====== Input for this task
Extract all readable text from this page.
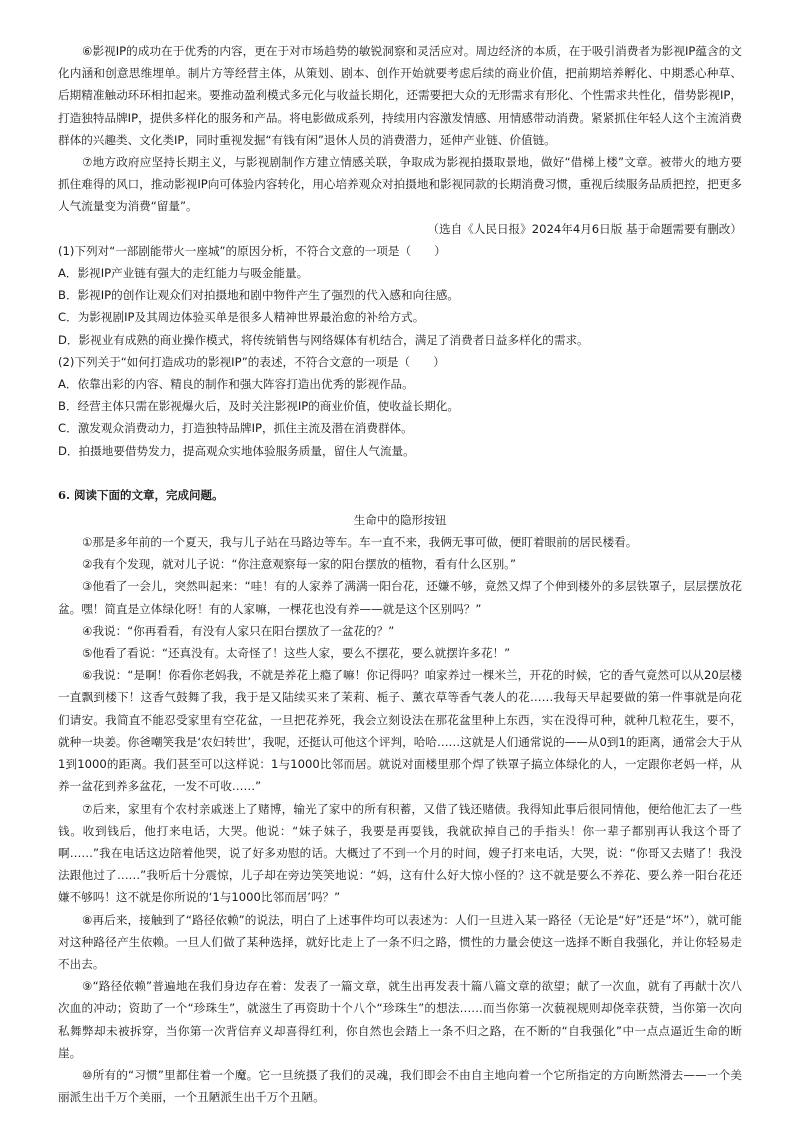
⑥影视IP的成功在于优秀的内容，更在于对市场趋势的敏锐洞察和灵活应对。周边经济的本质，在于吸引消费者为影视IP蕴含的文化内涵和创意思维埋单。制片方等经营主体，从策划、剧本、创作开始就要考虑后续的商业价值，把前期培养孵化、中期悉心种草、后期精准触动环环相扣起来。要推动盈利模式多元化与收益长期化，还需要把大众的无形需求有形化、个性需求共性化，借势影视IP，打造独特品牌IP，提供多样化的服务和产品。将电影做成系列，持续用内容激发情感、用情感带动消费。紧紧抓住年轻人这个主流消费群体的兴趣类、文化类IP，同时重视发掘“有钱有闲”退休人员的消费潜力，延伸产业链、价值链。

⑦地方政府应坚持长期主义，与影视剧制作方建立情感关联，争取成为影视拍摄取景地，做好“借梯上楼”文章。被带火的地方要抓住难得的风口，推动影视IP向可体验内容转化，用心培养观众对拍摄地和影视同款的长期消费习惯，重视后续服务品质把控，把更多人气流量变为消费“留量”。

（选自《人民日报》2024年4月6日版 基于命题需要有删改）

(1)下列对“一部剧能带火一座城”的原因分析，不符合文意的一项是（　　）

A．影视IP产业链有强大的走红能力与吸金能量。

B．影视IP的创作让观众们对拍摄地和剧中物件产生了强烈的代入感和向往感。

C．为影视剧IP及其周边体验买单是很多人精神世界最治愈的补给方式。

D．影视业有成熟的商业操作模式，将传统销售与网络媒体有机结合，满足了消费者日益多样化的需求。

(2)下列关于“如何打造成功的影视IP”的表述，不符合文意的一项是（　　）

A．依靠出彩的内容、精良的制作和强大阵容打造出优秀的影视作品。

B．经营主体只需在影视爆火后，及时关注影视IP的商业价值，使收益长期化。

C．激发观众消费动力，打造独特品牌IP，抓住主流及潜在消费群体。

D．拍摄地要借势发力，提高观众实地体验服务质量，留住人气流量。

6. 阅读下面的文章，完成问题。

生命中的隐形按钮

①那是多年前的一个夏天，我与儿子站在马路边等车。车一直不来，我俩无事可做，便盯着眼前的居民楼看。

②我有个发现，就对儿子说：“你注意观察每一家的阳台摆放的植物，看有什么区别。”

③他看了一会儿，突然叫起来：“哇！有的人家养了满满一阳台花，还嫌不够，竟然又焊了个伸到楼外的多层铁罩子，层层摆放花盆。嘿！简直是立体绿化呀！有的人家嘛，一棵花也没有养——就是这个区别吗？”

④我说：“你再看看，有没有人家只在阳台摆放了一盆花的？”

⑤他看了看说：“还真没有。太奇怪了！这些人家，要么不摆花，要么就摆许多花！”

⑥我说：“是啊！你看你老妈我，不就是养花上瘾了嘛！你记得吗？咱家养过一棵米兰，开花的时候，它的香气竟然可以从20层楼一直飘到楼下！这香气鼓舞了我，我于是又陆续买来了茉莉、栀子、薰衣草等香气袭人的花……我每天早起要做的第一件事就是向花们请安。我简直不能忍受家里有空花盆，一旦把花养死，我会立刻设法在那花盆里种上东西，实在没得可种，就种几粒花生，要不，就种一块姜。你爸嘲笑我是‘农妇转世’，我呢，还挺认可他这个评判，哈哈……这就是人们通常说的——从0到1的距离，通常会大于从1到1000的距离。我们甚至可以这样说：1与1000比邻而居。就说对面楼里那个焊了铁罩子搞立体绿化的人，一定跟你老妈一样，从养一盆花到养多盆花，一发不可收……”

⑦后来，家里有个农村亲戚迷上了赌博，输光了家中的所有积蓄，又借了钱还赌债。我得知此事后很同情他，便给他汇去了一些钱。收到钱后，他打来电话，大哭。他说：“妹子妹子，我要是再耍钱，我就砍掉自己的手指头！你一辈子都别再认我这个哥了啊……”我在电话这边陪着他哭，说了好多劝慰的话。大概过了不到一个月的时间，嫂子打来电话，大哭，说：“你哥又去赌了！我没法跟他过了……”我听后十分震惊，儿子却在旁边笑笑地说：“妈，这有什么好大惊小怪的？这不就是要么不养花、要么养一阳台花还嫌不够吗！这不就是你所说的‘1与1000比邻而居’吗？”

⑧再后来，接触到了“路径依赖”的说法，明白了上述事件均可以表述为：人们一旦进入某一路径（无论是“好”还是“坏”），就可能对这种路径产生依赖。一旦人们做了某种选择，就好比走上了一条不归之路，惯性的力量会使这一选择不断自我强化，并让你轻易走不出去。

⑨“路径依赖”普遍地在我们身边存在着：发表了一篇文章，就生出再发表十篇八篇文章的欲望；献了一次血，就有了再献十次八次血的冲动；资助了一个“珍珠生”，就滋生了再资助十个八个“珍珠生”的想法……而当你第一次藐视规则却侥幸获赞，当你第一次向私舞弊却未被拆穿，当你第一次背信弃义却喜得红利，你自然也会踏上一条不归之路，在不断的“自我强化”中一点点逼近生命的断崖。

⑩所有的“习惯”里都住着一个魔。它一旦统摄了我们的灵魂，我们即会不由自主地向着一个它所指定的方向断然滑去——一个美丽派生出千万个美丽，一个丑陋派生出千万个丑陋。
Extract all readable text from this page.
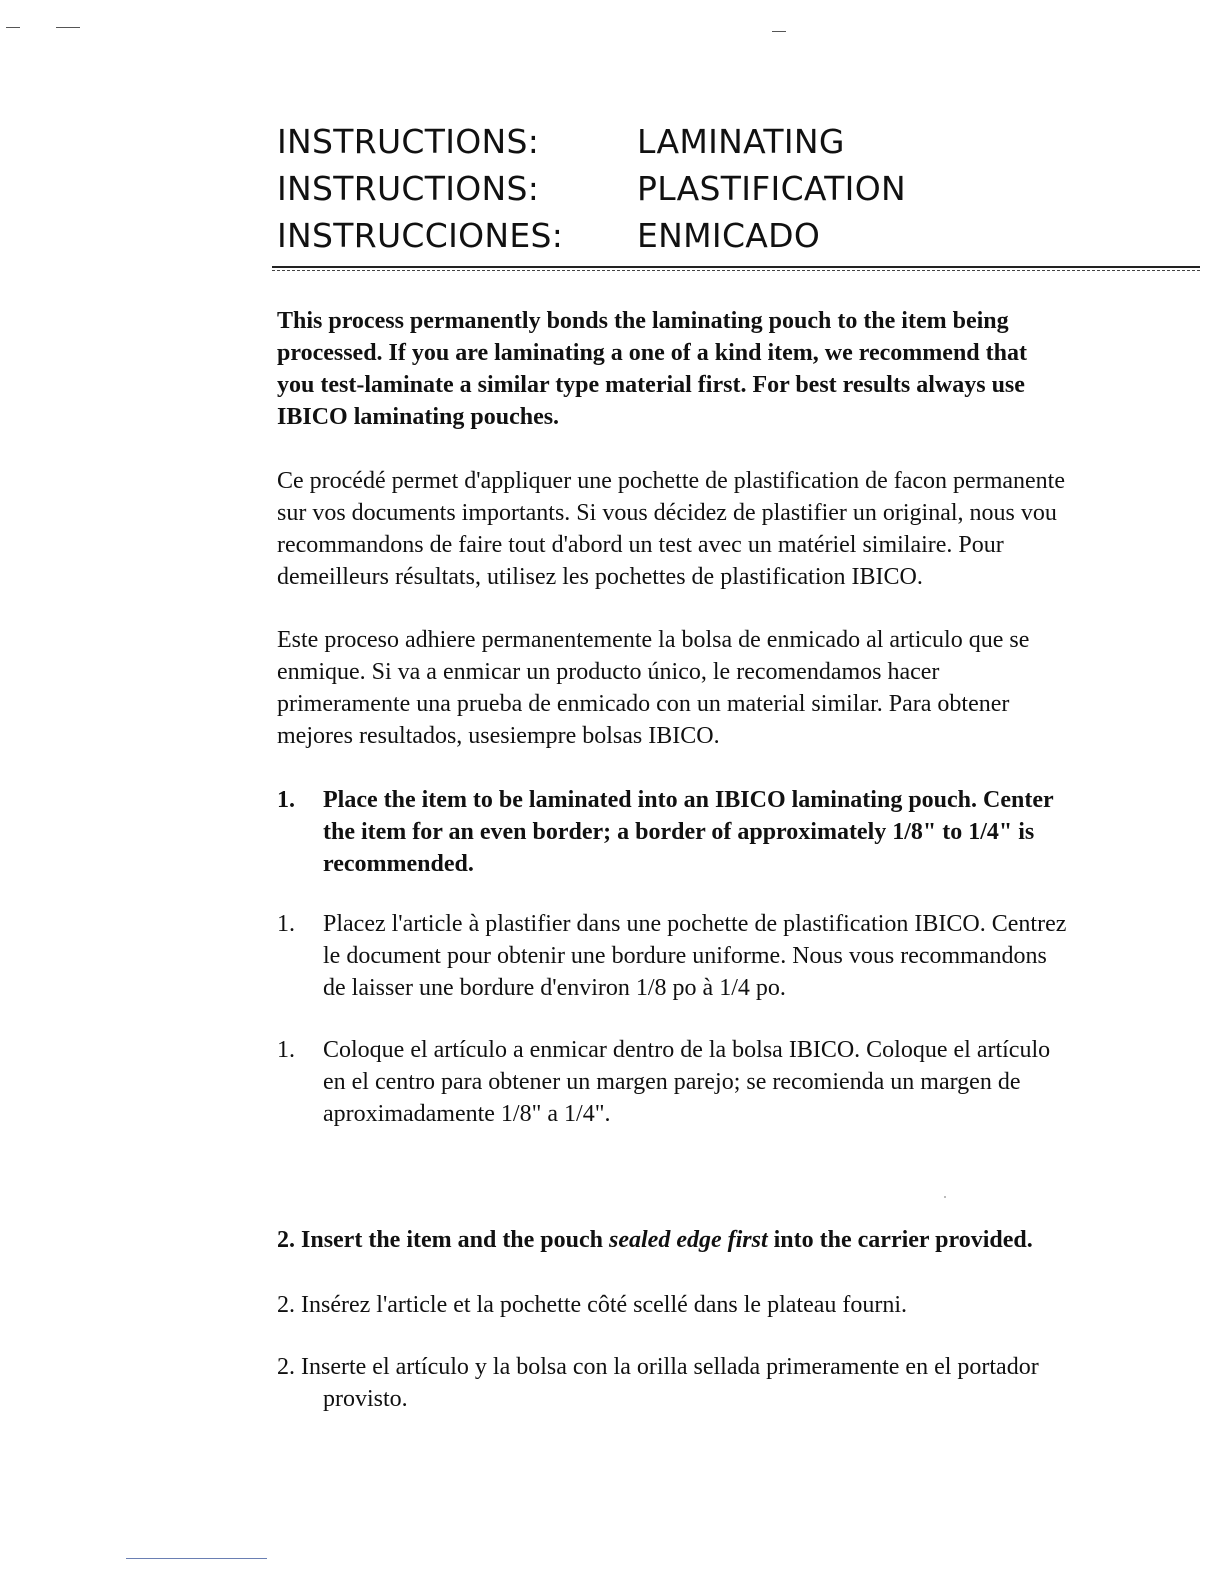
INSTRUCTIONS:	LAMINATING
INSTRUCTIONS:	PLASTIFICATION
INSTRUCCIONES:	ENMICADO
This process permanently bonds the laminating pouch to the item being
processed. If you are laminating a one of a kind item, we recommend that
you test-laminate a similar type material first. For best results always use
IBICO laminating pouches.
Ce procédé permet d'appliquer une pochette de plastification de facon permanente
sur vos documents importants. Si vous décidez de plastifier un original, nous vou
recommandons de faire tout d'abord un test avec un matériel similaire. Pour
demeilleurs résultats, utilisez les pochettes de plastification IBICO.
Este proceso adhiere permanentemente la bolsa de enmicado al articulo que se
enmique. Si va a enmicar un producto único, le recomendamos hacer
primeramente una prueba de enmicado con un material similar. Para obtener
mejores resultados, usesiempre bolsas IBICO.
1. Place the item to be laminated into an IBICO laminating pouch. Center
the item for an even border; a border of approximately 1/8" to 1/4" is
recommended.
1. Placez l'article à plastifier dans une pochette de plastification IBICO. Centrez
le document pour obtenir une bordure uniforme. Nous vous recommandons
de laisser une bordure d'environ 1/8 po à 1/4 po.
1. Coloque el artículo a enmicar dentro de la bolsa IBICO. Coloque el artículo
en el centro para obtener un margen parejo; se recomienda un margen de
aproximadamente 1/8" a 1/4".
2. Insert the item and the pouch sealed edge first into the carrier provided.
2. Insérez l'article et la pochette côté scellé dans le plateau fourni.
2. Inserte el artículo y la bolsa con la orilla sellada primeramente en el portador
provisto.
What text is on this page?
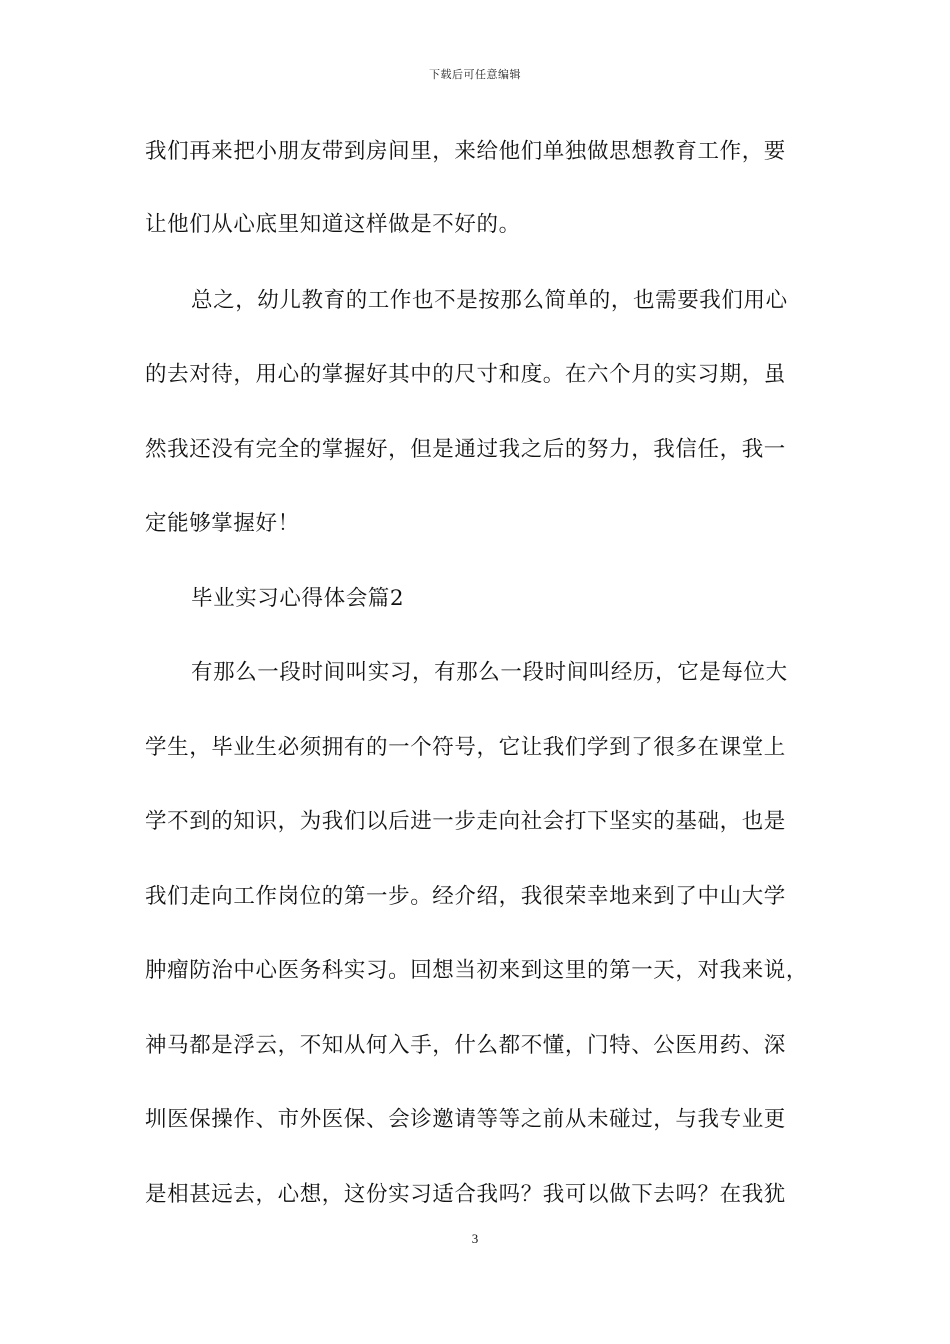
下载后可任意编辑
我们再来把小朋友带到房间里，来给他们单独做思想教育工作，要
让他们从心底里知道这样做是不好的。
总之，幼儿教育的工作也不是按那么简单的，也需要我们用心
的去对待，用心的掌握好其中的尺寸和度。在六个月的实习期，虽
然我还没有完全的掌握好，但是通过我之后的努力，我信任，我一
定能够掌握好！
毕业实习心得体会篇2
有那么一段时间叫实习，有那么一段时间叫经历，它是每位大
学生，毕业生必须拥有的一个符号，它让我们学到了很多在课堂上
学不到的知识，为我们以后进一步走向社会打下坚实的基础，也是
我们走向工作岗位的第一步。经介绍，我很荣幸地来到了中山大学
肿瘤防治中心医务科实习。回想当初来到这里的第一天，对我来说，
神马都是浮云，不知从何入手，什么都不懂，门特、公医用药、深
圳医保操作、市外医保、会诊邀请等等之前从未碰过，与我专业更
是相甚远去，心想，这份实习适合我吗？我可以做下去吗？在我犹
3
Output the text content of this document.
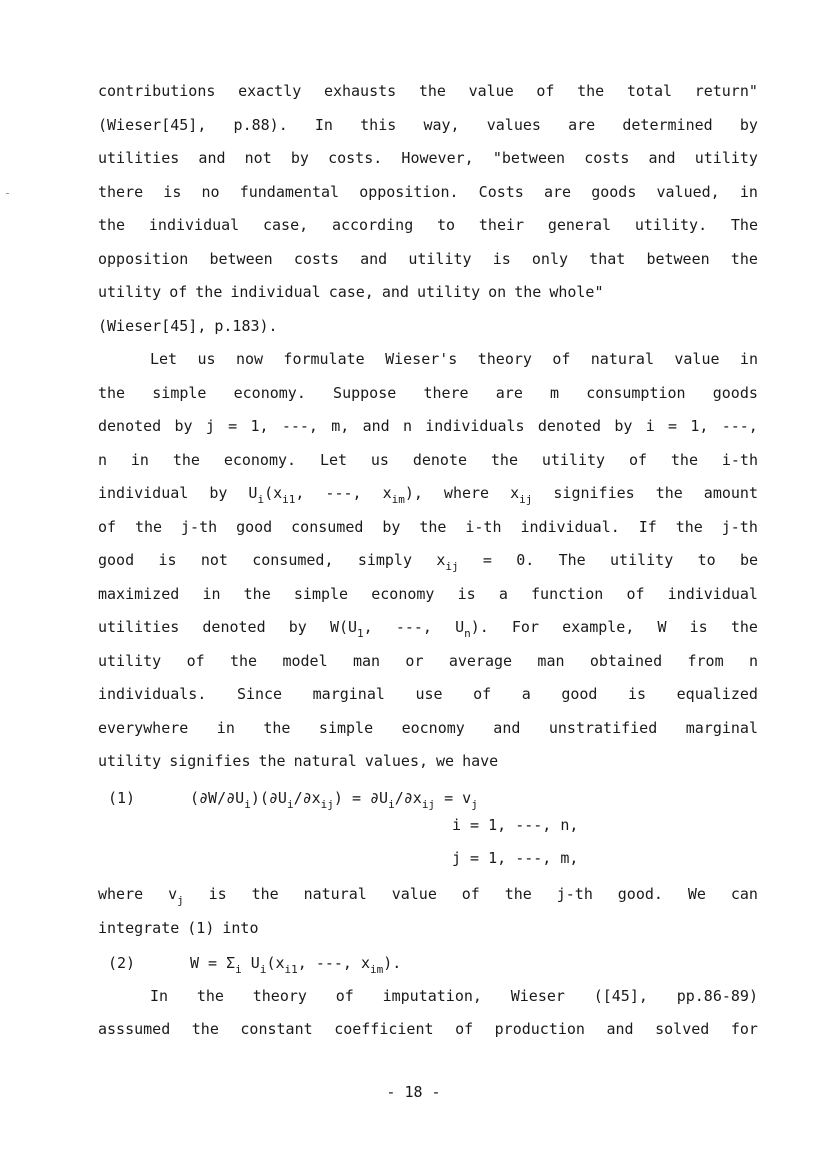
contributions exactly exhausts the value of the total return"
(Wieser[45], p.88). In this way, values are determined by
utilities and not by costs. However, "between costs and utility
there is no fundamental opposition. Costs are goods valued, in
the individual case, according to their general utility. The
opposition between costs and utility is only that between the
utility of the individual case, and utility on the whole"
(Wieser[45], p.183).
Let us now formulate Wieser's theory of natural value in
the simple economy. Suppose there are m consumption goods
denoted by j = 1, ---, m, and n individuals denoted by i = 1, ---,
n in the economy. Let us denote the utility of the i-th
individual by $U_i(x_{i1}$, ---, $x_{im}$), where $x_{ij}$ signifies the amount
of the j-th good consumed by the i-th individual. If the j-th
good is not consumed, simply $x_{ij} = 0$. The utility to be
maximized in the simple economy is a function of individual
utilities denoted by $W(U_1$, ---, $U_n$). For example, W is the
utility of the model man or average man obtained from n
individuals. Since marginal use of a good is equalized
everywhere in the simple eocnomy and unstratified marginal
utility signifies the natural values, we have
where $v_j$ is the natural value of the j-th good. We can
integrate (1) into
In the theory of imputation, Wieser ([45], pp.86-89)
asssumed the constant coefficient of production and solved for
(1)	$(\partial W/\partial U_i)(\partial U_i/\partial x_{ij}) = \partial U_i/\partial x_{ij} = v_j$
i = 1, ---, n,
j = 1, ---, m,
(2)	$W = \Sigma_i$ $U_i(x_{i1}$, ---, $x_{im}$).
- 18 -
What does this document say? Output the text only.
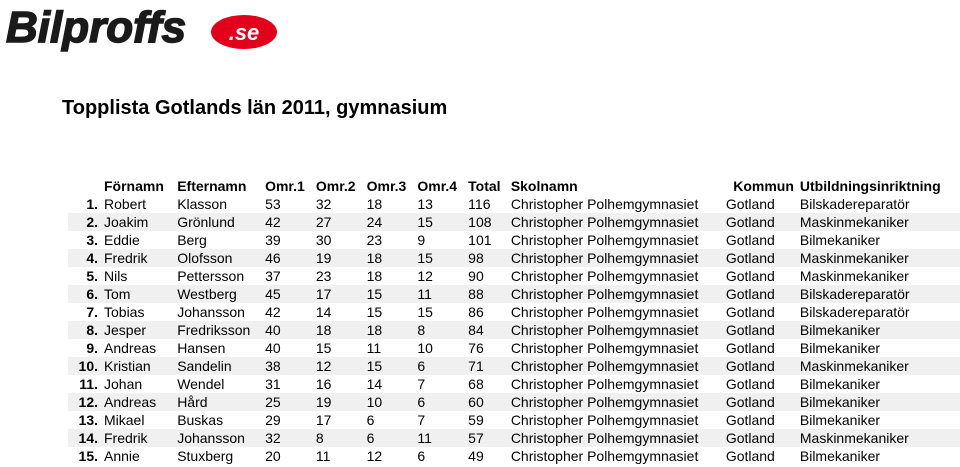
Bilproffs .se
Topplista Gotlands län 2011, gymnasium
	Förnamn	Efternamn	Omr.1	Omr.2	Omr.3	Omr.4	Total	Skolnamn	Kommun	Utbildningsinriktning
1.	Robert	Klasson	53	32	18	13	116	Christopher Polhemgymnasiet	Gotland	Bilskadereparatör
2.	Joakim	Grönlund	42	27	24	15	108	Christopher Polhemgymnasiet	Gotland	Maskinmekaniker
3.	Eddie	Berg	39	30	23	9	101	Christopher Polhemgymnasiet	Gotland	Bilmekaniker
4.	Fredrik	Olofsson	46	19	18	15	98	Christopher Polhemgymnasiet	Gotland	Maskinmekaniker
5.	Nils	Pettersson	37	23	18	12	90	Christopher Polhemgymnasiet	Gotland	Maskinmekaniker
6.	Tom	Westberg	45	17	15	11	88	Christopher Polhemgymnasiet	Gotland	Bilskadereparatör
7.	Tobias	Johansson	42	14	15	15	86	Christopher Polhemgymnasiet	Gotland	Bilskadereparatör
8.	Jesper	Fredriksson	40	18	18	8	84	Christopher Polhemgymnasiet	Gotland	Bilmekaniker
9.	Andreas	Hansen	40	15	11	10	76	Christopher Polhemgymnasiet	Gotland	Bilmekaniker
10.	Kristian	Sandelin	38	12	15	6	71	Christopher Polhemgymnasiet	Gotland	Maskinmekaniker
11.	Johan	Wendel	31	16	14	7	68	Christopher Polhemgymnasiet	Gotland	Bilmekaniker
12.	Andreas	Hård	25	19	10	6	60	Christopher Polhemgymnasiet	Gotland	Bilmekaniker
13.	Mikael	Buskas	29	17	6	7	59	Christopher Polhemgymnasiet	Gotland	Bilmekaniker
14.	Fredrik	Johansson	32	8	6	11	57	Christopher Polhemgymnasiet	Gotland	Maskinmekaniker
15.	Annie	Stuxberg	20	11	12	6	49	Christopher Polhemgymnasiet	Gotland	Bilmekaniker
============
- **Your objective**
Pull out every line of the records above that contains the word "primeramente".

- **Exercise result**
primeramente una prueba de enmicado con un material similar. Para obtener
2. Inserte el artículo y la bolsa con la orilla sellada primeramente en el portador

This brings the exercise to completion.